* [The task] Exactly as they stand, set down all of the records again.

* [Data section]
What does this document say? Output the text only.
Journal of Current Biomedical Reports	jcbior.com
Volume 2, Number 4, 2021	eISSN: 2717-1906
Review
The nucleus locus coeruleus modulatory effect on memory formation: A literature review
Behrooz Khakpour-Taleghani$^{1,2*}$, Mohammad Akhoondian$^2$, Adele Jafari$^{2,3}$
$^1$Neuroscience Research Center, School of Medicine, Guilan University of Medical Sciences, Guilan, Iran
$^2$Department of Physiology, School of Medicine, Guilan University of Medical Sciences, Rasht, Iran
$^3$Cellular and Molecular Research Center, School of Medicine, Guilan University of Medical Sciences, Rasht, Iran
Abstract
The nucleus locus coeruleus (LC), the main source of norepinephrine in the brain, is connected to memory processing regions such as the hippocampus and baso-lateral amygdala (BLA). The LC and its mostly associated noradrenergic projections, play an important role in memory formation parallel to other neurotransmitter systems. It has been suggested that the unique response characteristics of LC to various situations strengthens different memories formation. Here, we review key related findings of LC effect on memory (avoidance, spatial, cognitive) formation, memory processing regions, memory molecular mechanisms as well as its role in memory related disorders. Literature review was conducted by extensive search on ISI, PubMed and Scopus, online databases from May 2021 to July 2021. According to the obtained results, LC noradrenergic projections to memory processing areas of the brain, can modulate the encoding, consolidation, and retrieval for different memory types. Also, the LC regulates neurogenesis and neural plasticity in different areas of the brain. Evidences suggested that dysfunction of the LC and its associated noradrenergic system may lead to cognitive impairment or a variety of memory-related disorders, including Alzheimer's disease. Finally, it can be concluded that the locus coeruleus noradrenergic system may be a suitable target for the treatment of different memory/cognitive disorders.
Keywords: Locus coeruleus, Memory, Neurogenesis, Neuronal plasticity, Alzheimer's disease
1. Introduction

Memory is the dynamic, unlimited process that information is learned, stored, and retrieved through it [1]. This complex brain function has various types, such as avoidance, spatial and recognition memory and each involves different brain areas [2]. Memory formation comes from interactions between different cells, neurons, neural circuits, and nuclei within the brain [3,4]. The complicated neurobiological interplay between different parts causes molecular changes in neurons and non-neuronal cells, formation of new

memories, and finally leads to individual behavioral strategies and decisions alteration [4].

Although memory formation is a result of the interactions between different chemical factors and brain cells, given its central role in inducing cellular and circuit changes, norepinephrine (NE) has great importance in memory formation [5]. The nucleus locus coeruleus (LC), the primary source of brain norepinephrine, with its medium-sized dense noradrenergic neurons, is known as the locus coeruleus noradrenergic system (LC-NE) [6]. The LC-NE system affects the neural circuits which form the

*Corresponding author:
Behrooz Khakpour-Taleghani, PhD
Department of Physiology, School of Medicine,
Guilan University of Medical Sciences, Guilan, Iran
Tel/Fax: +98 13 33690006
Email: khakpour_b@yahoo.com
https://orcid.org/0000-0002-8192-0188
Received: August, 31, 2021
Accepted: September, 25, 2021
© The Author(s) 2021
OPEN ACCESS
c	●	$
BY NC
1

* [Result]
What does this document say? Output the text only.
Journal of Current Biomedical Reports	jcbior.com
Volume 2, Number 4, 2021	eISSN: 2717-1906
Review
The nucleus locus coeruleus modulatory effect on memory formation: A literature review
Behrooz Khakpour-Taleghani$^{1,2*}$, Mohammad Akhoondian$^2$, Adele Jafari$^{2,3}$
$^1$Neuroscience Research Center, School of Medicine, Guilan University of Medical Sciences, Guilan, Iran
$^2$Department of Physiology, School of Medicine, Guilan University of Medical Sciences, Rasht, Iran
$^3$Cellular and Molecular Research Center, School of Medicine, Guilan University of Medical Sciences, Rasht, Iran
Abstract
The nucleus locus coeruleus (LC), the main source of norepinephrine in the brain, is connected to memory processing regions such as the hippocampus and baso-lateral amygdala (BLA). The LC and its mostly associated noradrenergic projections, play an important role in memory formation parallel to other neurotransmitter systems. It has been suggested that the unique response characteristics of LC to various situations strengthens different memories formation. Here, we review key related findings of LC effect on memory (avoidance, spatial, cognitive) formation, memory processing regions, memory molecular mechanisms as well as its role in memory related disorders. Literature review was conducted by extensive search on ISI, PubMed and Scopus, online databases from May 2021 to July 2021. According to the obtained results, LC noradrenergic projections to memory processing areas of the brain, can modulate the encoding, consolidation, and retrieval for different memory types. Also, the LC regulates neurogenesis and neural plasticity in different areas of the brain. Evidences suggested that dysfunction of the LC and its associated noradrenergic system may lead to cognitive impairment or a variety of memory-related disorders, including Alzheimer's disease. Finally, it can be concluded that the locus coeruleus noradrenergic system may be a suitable target for the treatment of different memory/cognitive disorders.
Keywords: Locus coeruleus, Memory, Neurogenesis, Neuronal plasticity, Alzheimer's disease
1. Introduction

Memory is the dynamic, unlimited process that information is learned, stored, and retrieved through it [1]. This complex brain function has various types, such as avoidance, spatial and recognition memory and each involves different brain areas [2]. Memory formation comes from interactions between different cells, neurons, neural circuits, and nuclei within the brain [3,4]. The complicated neurobiological interplay between different parts causes molecular changes in neurons and non-neuronal cells, formation of new

memories, and finally leads to individual behavioral strategies and decisions alteration [4].

Although memory formation is a result of the interactions between different chemical factors and brain cells, given its central role in inducing cellular and circuit changes, norepinephrine (NE) has great importance in memory formation [5]. The nucleus locus coeruleus (LC), the primary source of brain norepinephrine, with its medium-sized dense noradrenergic neurons, is known as the locus coeruleus noradrenergic system (LC-NE) [6]. The LC-NE system affects the neural circuits which form the

*Corresponding author:
Behrooz Khakpour-Taleghani, PhD
Department of Physiology, School of Medicine,
Guilan University of Medical Sciences, Guilan, Iran
Tel/Fax: +98 13 33690006
Email: khakpour_b@yahoo.com
https://orcid.org/0000-0002-8192-0188
Received: August, 31, 2021
Accepted: September, 25, 2021
© The Author(s) 2021
OPEN ACCESS
c	●	$
BY NC
1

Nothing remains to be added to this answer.